▶ _Data in this exercise_
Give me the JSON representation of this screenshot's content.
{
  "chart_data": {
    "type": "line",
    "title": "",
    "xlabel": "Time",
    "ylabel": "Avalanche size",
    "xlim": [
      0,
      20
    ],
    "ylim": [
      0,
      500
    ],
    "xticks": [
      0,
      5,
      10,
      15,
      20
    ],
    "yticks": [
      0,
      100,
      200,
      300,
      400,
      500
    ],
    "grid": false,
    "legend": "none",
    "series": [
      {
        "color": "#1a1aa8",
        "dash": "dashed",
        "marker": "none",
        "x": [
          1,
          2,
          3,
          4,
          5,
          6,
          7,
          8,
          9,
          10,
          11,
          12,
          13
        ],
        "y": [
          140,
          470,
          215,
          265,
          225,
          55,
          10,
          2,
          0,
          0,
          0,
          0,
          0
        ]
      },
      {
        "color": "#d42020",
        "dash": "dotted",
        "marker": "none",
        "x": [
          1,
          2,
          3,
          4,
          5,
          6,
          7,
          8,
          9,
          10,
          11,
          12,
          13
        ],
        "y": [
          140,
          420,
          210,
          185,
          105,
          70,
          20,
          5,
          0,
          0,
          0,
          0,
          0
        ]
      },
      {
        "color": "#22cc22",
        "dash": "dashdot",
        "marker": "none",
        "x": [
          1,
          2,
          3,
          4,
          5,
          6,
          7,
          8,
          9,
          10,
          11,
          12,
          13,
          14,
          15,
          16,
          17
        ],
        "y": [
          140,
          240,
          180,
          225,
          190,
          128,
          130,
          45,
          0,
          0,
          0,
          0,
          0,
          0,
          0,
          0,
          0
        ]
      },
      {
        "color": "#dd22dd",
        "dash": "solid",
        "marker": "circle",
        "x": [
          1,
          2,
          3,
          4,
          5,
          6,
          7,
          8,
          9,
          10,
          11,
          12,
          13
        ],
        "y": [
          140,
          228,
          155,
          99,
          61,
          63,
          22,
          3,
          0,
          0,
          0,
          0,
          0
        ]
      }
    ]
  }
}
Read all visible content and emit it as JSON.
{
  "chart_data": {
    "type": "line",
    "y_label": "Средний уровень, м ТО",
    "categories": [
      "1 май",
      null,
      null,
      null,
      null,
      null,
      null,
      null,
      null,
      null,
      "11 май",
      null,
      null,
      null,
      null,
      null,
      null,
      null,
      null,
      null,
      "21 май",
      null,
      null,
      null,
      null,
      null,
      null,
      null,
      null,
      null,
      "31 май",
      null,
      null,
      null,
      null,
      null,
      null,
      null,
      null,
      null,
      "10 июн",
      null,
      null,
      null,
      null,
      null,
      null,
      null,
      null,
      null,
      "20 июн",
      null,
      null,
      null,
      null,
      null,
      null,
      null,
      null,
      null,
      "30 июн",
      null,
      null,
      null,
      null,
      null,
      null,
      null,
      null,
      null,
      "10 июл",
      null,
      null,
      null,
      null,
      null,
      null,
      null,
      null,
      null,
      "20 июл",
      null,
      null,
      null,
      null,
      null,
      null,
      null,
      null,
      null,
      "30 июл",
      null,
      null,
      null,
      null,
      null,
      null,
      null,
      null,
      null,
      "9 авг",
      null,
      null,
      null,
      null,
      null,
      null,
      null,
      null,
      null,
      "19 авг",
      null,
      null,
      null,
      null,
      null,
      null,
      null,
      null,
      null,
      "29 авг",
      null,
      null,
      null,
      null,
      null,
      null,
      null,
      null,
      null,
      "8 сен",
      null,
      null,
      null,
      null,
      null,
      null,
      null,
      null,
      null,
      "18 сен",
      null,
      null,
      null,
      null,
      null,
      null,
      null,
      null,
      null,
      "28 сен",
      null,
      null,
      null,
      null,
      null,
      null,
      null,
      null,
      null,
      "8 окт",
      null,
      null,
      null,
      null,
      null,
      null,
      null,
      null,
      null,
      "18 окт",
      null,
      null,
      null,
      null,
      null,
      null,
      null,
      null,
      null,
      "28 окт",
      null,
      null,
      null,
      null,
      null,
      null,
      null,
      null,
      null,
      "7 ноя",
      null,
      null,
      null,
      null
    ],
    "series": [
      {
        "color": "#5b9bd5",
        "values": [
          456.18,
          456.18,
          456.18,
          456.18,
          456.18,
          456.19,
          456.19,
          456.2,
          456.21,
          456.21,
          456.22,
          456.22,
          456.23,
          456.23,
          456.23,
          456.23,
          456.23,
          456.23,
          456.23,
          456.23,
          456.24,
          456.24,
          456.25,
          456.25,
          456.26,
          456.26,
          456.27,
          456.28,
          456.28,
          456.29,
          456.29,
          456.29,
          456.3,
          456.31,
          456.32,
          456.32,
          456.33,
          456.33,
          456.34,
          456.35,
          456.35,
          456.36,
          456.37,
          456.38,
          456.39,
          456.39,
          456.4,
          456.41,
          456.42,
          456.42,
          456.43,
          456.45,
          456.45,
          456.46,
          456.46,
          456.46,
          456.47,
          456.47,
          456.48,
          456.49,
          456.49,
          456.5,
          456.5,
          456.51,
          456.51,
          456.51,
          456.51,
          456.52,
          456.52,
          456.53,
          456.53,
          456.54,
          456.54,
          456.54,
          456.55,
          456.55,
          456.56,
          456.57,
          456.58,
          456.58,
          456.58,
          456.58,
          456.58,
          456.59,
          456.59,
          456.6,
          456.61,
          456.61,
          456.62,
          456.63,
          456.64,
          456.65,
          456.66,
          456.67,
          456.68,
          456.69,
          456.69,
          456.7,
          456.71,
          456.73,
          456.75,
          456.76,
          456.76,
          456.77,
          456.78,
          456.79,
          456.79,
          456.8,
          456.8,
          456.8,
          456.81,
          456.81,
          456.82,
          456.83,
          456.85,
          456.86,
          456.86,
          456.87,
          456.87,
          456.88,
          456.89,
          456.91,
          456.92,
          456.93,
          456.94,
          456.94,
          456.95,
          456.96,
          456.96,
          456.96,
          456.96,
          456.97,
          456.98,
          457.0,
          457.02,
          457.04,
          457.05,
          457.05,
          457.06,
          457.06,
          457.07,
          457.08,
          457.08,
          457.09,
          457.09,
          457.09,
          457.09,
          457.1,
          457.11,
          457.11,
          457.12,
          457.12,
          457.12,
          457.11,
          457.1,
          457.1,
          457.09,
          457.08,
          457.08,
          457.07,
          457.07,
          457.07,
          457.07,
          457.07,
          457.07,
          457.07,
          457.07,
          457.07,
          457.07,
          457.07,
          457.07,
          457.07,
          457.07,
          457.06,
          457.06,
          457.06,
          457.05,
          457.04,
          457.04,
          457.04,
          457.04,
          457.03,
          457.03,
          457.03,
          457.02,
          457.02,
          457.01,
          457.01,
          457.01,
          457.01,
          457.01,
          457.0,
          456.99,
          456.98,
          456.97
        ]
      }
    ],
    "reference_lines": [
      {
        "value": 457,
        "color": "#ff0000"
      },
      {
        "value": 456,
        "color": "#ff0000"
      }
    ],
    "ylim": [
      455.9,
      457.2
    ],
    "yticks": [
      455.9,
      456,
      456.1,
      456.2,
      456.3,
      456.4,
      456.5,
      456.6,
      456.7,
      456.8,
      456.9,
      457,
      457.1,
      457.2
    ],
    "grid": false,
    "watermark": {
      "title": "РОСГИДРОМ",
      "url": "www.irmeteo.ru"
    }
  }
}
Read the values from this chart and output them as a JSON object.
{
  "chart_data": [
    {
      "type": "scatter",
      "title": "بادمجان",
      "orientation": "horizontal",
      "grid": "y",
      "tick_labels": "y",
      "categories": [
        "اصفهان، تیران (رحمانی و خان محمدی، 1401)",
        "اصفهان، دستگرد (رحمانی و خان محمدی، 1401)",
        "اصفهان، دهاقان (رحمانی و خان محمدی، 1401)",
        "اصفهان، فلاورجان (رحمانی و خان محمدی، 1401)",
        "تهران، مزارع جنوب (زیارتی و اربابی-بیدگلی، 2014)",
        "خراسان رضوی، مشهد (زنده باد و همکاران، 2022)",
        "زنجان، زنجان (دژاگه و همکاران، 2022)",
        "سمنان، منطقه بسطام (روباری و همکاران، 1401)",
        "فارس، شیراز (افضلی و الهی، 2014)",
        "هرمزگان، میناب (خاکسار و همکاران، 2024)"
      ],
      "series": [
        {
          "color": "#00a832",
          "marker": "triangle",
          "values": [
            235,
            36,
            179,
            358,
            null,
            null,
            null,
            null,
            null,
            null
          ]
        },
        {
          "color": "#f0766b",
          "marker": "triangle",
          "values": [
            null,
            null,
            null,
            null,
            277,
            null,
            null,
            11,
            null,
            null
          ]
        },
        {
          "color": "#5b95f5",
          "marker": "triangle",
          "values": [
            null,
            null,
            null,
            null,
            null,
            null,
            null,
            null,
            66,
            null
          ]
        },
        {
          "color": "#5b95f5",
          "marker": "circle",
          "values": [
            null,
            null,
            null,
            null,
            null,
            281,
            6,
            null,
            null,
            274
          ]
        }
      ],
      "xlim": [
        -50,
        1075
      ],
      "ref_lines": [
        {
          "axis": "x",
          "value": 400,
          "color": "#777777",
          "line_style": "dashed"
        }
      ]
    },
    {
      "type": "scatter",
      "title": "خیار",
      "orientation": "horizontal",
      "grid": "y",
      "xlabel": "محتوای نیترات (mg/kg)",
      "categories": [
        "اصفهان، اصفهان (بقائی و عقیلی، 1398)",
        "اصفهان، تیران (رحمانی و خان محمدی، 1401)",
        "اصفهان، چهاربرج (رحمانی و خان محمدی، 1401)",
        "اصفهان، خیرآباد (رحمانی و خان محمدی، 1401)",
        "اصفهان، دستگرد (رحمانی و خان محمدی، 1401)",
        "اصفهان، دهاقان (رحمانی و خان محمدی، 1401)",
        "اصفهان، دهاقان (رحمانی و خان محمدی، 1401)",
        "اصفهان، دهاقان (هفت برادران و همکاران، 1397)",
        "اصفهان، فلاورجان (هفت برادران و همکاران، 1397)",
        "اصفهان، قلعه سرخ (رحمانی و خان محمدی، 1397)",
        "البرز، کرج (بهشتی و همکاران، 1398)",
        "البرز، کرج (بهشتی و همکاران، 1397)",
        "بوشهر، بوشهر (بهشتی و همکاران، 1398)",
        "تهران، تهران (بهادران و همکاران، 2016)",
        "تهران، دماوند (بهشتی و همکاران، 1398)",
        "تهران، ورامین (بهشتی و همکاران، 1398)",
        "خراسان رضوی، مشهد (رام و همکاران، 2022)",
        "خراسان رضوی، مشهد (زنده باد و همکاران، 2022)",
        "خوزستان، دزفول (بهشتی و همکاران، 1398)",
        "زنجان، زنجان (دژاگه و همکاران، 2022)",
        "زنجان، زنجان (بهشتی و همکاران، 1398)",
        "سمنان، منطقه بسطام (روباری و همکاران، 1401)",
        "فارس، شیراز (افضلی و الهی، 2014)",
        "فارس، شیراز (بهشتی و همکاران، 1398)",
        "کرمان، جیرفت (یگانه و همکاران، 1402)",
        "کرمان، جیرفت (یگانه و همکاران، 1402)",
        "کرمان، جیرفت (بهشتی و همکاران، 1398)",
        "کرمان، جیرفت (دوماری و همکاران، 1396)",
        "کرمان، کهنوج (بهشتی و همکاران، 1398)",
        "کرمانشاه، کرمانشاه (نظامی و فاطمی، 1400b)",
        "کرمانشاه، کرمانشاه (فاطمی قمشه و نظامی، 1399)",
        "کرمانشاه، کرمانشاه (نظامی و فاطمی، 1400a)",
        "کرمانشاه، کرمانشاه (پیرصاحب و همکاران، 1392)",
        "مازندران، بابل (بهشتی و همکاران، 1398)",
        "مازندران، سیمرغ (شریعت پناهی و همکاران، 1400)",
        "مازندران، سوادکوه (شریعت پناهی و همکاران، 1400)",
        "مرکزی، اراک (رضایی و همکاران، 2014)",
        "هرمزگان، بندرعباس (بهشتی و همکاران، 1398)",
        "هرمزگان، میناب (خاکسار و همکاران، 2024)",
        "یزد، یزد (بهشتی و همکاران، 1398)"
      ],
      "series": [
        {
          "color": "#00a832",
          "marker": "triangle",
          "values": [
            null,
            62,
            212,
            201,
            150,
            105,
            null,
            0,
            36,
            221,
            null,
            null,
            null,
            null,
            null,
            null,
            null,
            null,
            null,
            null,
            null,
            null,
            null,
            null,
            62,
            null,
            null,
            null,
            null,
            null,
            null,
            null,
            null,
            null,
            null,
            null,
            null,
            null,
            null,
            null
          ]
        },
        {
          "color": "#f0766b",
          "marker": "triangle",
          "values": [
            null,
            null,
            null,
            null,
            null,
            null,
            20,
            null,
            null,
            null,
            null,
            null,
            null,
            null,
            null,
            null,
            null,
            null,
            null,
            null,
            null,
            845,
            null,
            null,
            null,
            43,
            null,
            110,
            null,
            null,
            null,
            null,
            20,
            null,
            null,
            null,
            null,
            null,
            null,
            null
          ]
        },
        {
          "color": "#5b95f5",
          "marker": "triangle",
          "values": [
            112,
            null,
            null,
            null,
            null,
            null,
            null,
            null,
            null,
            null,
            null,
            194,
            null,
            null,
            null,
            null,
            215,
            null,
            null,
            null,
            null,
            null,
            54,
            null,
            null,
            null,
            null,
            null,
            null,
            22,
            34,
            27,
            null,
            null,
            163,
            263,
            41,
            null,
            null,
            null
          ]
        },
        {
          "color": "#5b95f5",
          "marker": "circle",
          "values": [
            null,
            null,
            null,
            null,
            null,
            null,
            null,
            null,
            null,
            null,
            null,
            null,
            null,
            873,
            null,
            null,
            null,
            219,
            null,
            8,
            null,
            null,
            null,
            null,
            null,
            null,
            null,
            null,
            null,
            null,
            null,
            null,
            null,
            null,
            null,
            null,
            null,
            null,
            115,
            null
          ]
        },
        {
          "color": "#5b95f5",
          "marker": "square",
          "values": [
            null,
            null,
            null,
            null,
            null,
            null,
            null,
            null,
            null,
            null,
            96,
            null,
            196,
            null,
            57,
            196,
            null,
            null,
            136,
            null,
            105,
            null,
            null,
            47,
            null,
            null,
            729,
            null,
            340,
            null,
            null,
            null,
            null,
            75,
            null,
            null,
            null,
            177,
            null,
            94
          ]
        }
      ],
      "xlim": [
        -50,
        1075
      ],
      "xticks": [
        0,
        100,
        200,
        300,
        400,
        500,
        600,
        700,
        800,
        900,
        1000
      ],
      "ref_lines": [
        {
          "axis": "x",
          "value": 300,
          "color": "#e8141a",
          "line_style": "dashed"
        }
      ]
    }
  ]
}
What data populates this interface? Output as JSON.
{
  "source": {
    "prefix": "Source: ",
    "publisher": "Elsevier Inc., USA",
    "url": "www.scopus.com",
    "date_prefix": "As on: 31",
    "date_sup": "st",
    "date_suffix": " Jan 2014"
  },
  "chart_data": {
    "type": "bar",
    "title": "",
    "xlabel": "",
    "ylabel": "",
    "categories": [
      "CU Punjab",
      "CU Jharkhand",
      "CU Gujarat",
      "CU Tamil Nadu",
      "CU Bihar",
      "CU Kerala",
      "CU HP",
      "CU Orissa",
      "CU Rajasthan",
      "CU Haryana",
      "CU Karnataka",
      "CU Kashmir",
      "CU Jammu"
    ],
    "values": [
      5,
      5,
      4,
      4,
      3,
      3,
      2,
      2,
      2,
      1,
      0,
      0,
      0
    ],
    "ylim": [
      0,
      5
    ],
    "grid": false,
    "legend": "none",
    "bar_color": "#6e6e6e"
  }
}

▶ _Written problem_
Of all the lines in the listing above, how many include "مازندران"? Write only the number.

▶ _Exercise solution_
3